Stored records
—————

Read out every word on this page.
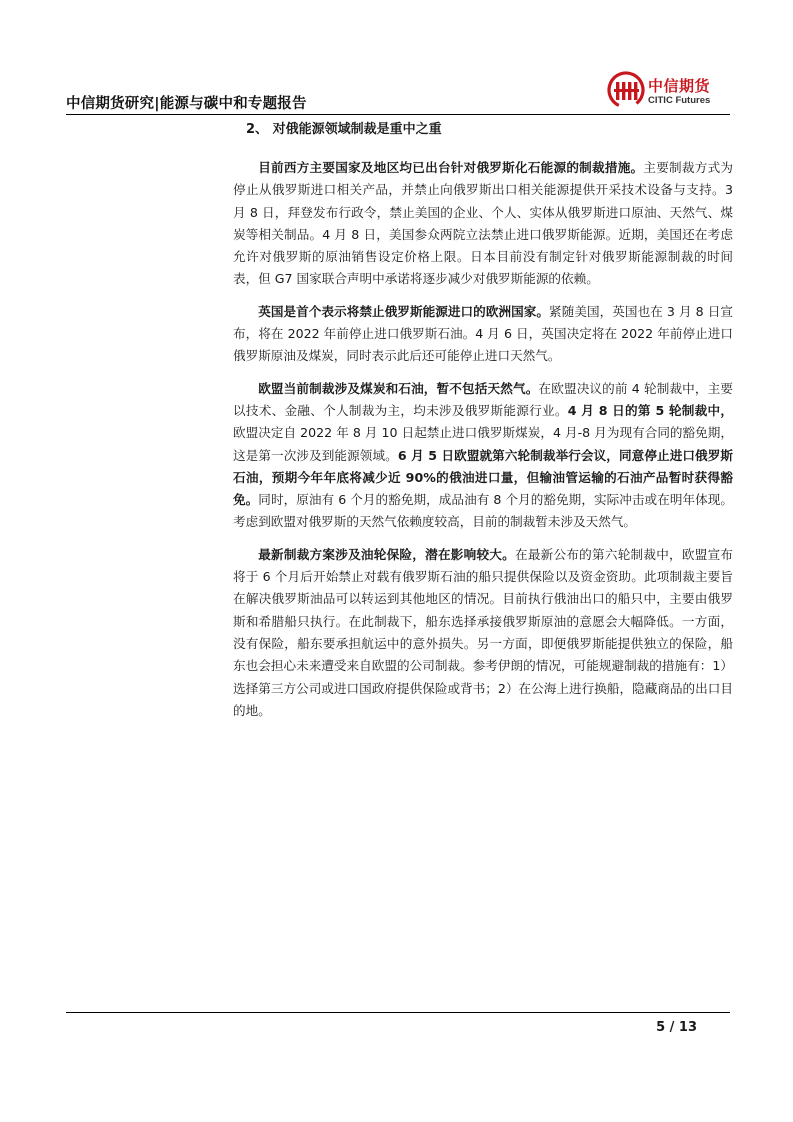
中信期货研究|能源与碳中和专题报告
中信期货
CITIC Futures
2、 对俄能源领域制裁是重中之重

目前西方主要国家及地区均已出台针对俄罗斯化石能源的制裁措施。主要制裁方式为停止从俄罗斯进口相关产品，并禁止向俄罗斯出口相关能源提供开采技术设备与支持。3 月 8 日，拜登发布行政令，禁止美国的企业、个人、实体从俄罗斯进口原油、天然气、煤炭等相关制品。4 月 8 日，美国参众两院立法禁止进口俄罗斯能源。近期，美国还在考虑允许对俄罗斯的原油销售设定价格上限。日本目前没有制定针对俄罗斯能源制裁的时间表，但 G7 国家联合声明中承诺将逐步减少对俄罗斯能源的依赖。

英国是首个表示将禁止俄罗斯能源进口的欧洲国家。紧随美国，英国也在 3 月 8 日宣布，将在 2022 年前停止进口俄罗斯石油。4 月 6 日，英国决定将在 2022 年前停止进口俄罗斯原油及煤炭，同时表示此后还可能停止进口天然气。

欧盟当前制裁涉及煤炭和石油，暂不包括天然气。在欧盟决议的前 4 轮制裁中，主要以技术、金融、个人制裁为主，均未涉及俄罗斯能源行业。4 月 8 日的第 5 轮制裁中，欧盟决定自 2022 年 8 月 10 日起禁止进口俄罗斯煤炭，4 月-8 月为现有合同的豁免期，这是第一次涉及到能源领域。6 月 5 日欧盟就第六轮制裁举行会议，同意停止进口俄罗斯石油，预期今年年底将减少近 90%的俄油进口量，但输油管运输的石油产品暂时获得豁免。同时，原油有 6 个月的豁免期，成品油有 8 个月的豁免期，实际冲击或在明年体现。考虑到欧盟对俄罗斯的天然气依赖度较高，目前的制裁暂未涉及天然气。

最新制裁方案涉及油轮保险，潜在影响较大。在最新公布的第六轮制裁中，欧盟宣布将于 6 个月后开始禁止对载有俄罗斯石油的船只提供保险以及资金资助。此项制裁主要旨在解决俄罗斯油品可以转运到其他地区的情况。目前执行俄油出口的船只中，主要由俄罗斯和希腊船只执行。在此制裁下，船东选择承接俄罗斯原油的意愿会大幅降低。一方面，没有保险，船东要承担航运中的意外损失。另一方面，即便俄罗斯能提供独立的保险，船东也会担心未来遭受来自欧盟的公司制裁。参考伊朗的情况，可能规避制裁的措施有：1）选择第三方公司或进口国政府提供保险或背书；2）在公海上进行换船，隐藏商品的出口目的地。

5 / 13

—————

# Exercise details
Repeat every record above exactly, but leave out any pictures.

# Answer to the exercise
Read out every word on this page.
中信期货研究|能源与碳中和专题报告
中信期货
CITIC Futures
2、 对俄能源领域制裁是重中之重

目前西方主要国家及地区均已出台针对俄罗斯化石能源的制裁措施。主要制裁方式为停止从俄罗斯进口相关产品，并禁止向俄罗斯出口相关能源提供开采技术设备与支持。3 月 8 日，拜登发布行政令，禁止美国的企业、个人、实体从俄罗斯进口原油、天然气、煤炭等相关制品。4 月 8 日，美国参众两院立法禁止进口俄罗斯能源。近期，美国还在考虑允许对俄罗斯的原油销售设定价格上限。日本目前没有制定针对俄罗斯能源制裁的时间表，但 G7 国家联合声明中承诺将逐步减少对俄罗斯能源的依赖。

英国是首个表示将禁止俄罗斯能源进口的欧洲国家。紧随美国，英国也在 3 月 8 日宣布，将在 2022 年前停止进口俄罗斯石油。4 月 6 日，英国决定将在 2022 年前停止进口俄罗斯原油及煤炭，同时表示此后还可能停止进口天然气。

欧盟当前制裁涉及煤炭和石油，暂不包括天然气。在欧盟决议的前 4 轮制裁中，主要以技术、金融、个人制裁为主，均未涉及俄罗斯能源行业。4 月 8 日的第 5 轮制裁中，欧盟决定自 2022 年 8 月 10 日起禁止进口俄罗斯煤炭，4 月-8 月为现有合同的豁免期，这是第一次涉及到能源领域。6 月 5 日欧盟就第六轮制裁举行会议，同意停止进口俄罗斯石油，预期今年年底将减少近 90%的俄油进口量，但输油管运输的石油产品暂时获得豁免。同时，原油有 6 个月的豁免期，成品油有 8 个月的豁免期，实际冲击或在明年体现。考虑到欧盟对俄罗斯的天然气依赖度较高，目前的制裁暂未涉及天然气。

最新制裁方案涉及油轮保险，潜在影响较大。在最新公布的第六轮制裁中，欧盟宣布将于 6 个月后开始禁止对载有俄罗斯石油的船只提供保险以及资金资助。此项制裁主要旨在解决俄罗斯油品可以转运到其他地区的情况。目前执行俄油出口的船只中，主要由俄罗斯和希腊船只执行。在此制裁下，船东选择承接俄罗斯原油的意愿会大幅降低。一方面，没有保险，船东要承担航运中的意外损失。另一方面，即便俄罗斯能提供独立的保险，船东也会担心未来遭受来自欧盟的公司制裁。参考伊朗的情况，可能规避制裁的措施有：1）选择第三方公司或进口国政府提供保险或背书；2）在公海上进行换船，隐藏商品的出口目的地。

5 / 13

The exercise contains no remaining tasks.